#### Stored data
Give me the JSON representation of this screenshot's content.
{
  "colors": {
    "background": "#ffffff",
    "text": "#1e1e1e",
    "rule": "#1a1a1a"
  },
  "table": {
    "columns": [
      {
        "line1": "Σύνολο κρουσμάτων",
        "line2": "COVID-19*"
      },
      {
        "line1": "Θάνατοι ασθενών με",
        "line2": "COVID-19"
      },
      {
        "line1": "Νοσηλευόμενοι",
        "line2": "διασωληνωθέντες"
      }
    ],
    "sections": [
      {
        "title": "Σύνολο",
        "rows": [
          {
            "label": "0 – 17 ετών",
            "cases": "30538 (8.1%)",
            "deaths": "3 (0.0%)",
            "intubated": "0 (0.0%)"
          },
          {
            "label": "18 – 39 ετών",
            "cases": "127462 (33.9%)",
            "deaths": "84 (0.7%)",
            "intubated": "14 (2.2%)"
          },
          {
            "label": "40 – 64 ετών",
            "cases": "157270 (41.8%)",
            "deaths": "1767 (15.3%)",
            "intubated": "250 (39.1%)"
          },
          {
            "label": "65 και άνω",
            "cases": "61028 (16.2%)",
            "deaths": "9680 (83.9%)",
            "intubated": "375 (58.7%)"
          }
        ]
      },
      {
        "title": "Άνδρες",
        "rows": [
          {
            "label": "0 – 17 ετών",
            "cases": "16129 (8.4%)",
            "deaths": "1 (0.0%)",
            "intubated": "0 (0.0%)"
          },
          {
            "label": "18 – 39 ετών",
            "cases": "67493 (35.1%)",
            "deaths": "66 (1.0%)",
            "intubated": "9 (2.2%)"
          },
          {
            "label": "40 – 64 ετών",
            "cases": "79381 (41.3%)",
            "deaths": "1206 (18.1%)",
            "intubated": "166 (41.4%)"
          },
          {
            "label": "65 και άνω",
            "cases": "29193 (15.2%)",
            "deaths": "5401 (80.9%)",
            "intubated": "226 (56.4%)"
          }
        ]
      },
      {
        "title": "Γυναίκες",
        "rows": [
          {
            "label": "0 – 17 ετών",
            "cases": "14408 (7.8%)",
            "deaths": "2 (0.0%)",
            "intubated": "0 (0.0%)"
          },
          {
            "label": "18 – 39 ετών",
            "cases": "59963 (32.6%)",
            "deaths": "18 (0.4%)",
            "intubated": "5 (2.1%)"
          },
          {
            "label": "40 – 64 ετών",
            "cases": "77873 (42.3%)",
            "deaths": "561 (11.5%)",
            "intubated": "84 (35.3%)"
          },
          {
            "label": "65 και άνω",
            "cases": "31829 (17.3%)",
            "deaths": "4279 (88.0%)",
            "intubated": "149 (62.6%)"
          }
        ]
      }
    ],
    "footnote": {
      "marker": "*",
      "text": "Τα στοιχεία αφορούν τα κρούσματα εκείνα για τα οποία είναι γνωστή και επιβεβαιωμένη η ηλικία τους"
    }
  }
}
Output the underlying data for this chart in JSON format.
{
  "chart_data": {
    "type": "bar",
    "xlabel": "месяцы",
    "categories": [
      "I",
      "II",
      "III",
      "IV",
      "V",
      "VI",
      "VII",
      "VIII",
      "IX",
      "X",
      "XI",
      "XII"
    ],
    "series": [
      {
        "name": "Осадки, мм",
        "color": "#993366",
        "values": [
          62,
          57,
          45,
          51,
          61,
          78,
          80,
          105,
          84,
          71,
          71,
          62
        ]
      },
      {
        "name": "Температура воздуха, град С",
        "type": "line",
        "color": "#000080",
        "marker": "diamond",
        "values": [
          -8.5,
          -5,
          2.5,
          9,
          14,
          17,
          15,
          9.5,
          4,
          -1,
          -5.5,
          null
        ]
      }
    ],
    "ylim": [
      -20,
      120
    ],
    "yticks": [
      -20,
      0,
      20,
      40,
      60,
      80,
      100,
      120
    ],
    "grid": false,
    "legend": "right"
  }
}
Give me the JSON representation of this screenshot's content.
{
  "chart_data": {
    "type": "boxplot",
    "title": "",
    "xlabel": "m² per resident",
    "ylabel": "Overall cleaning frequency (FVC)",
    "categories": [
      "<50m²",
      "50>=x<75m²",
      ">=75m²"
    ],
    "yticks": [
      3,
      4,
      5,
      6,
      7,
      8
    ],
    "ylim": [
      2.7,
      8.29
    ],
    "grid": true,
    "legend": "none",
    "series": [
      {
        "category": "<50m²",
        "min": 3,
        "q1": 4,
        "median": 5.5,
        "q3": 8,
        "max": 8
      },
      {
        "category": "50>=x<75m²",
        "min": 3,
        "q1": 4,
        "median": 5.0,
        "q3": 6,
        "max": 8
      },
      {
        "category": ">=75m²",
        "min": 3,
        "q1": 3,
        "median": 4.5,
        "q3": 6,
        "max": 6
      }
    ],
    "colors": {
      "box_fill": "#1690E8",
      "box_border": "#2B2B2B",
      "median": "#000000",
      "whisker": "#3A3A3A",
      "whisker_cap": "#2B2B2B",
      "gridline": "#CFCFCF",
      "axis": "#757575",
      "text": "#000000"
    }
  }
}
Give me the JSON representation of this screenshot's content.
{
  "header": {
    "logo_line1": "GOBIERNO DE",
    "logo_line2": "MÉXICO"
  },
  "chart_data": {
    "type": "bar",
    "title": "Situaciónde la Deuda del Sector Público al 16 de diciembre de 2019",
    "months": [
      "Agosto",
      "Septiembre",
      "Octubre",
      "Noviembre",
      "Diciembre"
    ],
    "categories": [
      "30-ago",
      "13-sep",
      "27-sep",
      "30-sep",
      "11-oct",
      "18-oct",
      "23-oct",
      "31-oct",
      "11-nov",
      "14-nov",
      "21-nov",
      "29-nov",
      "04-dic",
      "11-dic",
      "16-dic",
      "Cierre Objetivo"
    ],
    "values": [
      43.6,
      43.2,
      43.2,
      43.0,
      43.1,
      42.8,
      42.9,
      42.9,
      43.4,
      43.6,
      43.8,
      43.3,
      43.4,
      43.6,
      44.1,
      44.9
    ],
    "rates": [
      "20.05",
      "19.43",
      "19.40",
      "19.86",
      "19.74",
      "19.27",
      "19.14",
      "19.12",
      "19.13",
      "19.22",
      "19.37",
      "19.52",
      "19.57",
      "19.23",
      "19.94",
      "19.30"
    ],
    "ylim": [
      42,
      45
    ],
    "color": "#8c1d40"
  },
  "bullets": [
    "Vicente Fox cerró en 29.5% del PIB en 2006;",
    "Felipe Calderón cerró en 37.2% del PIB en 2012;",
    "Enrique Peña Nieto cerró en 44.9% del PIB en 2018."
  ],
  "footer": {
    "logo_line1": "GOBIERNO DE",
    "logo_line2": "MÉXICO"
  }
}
########
### Exercise objective
Locate all lines that include the word "Σύνολο" and copy them out.

### Solution for this problem
        "line1": "Σύνολο κρουσμάτων",
        "title": "Σύνολο",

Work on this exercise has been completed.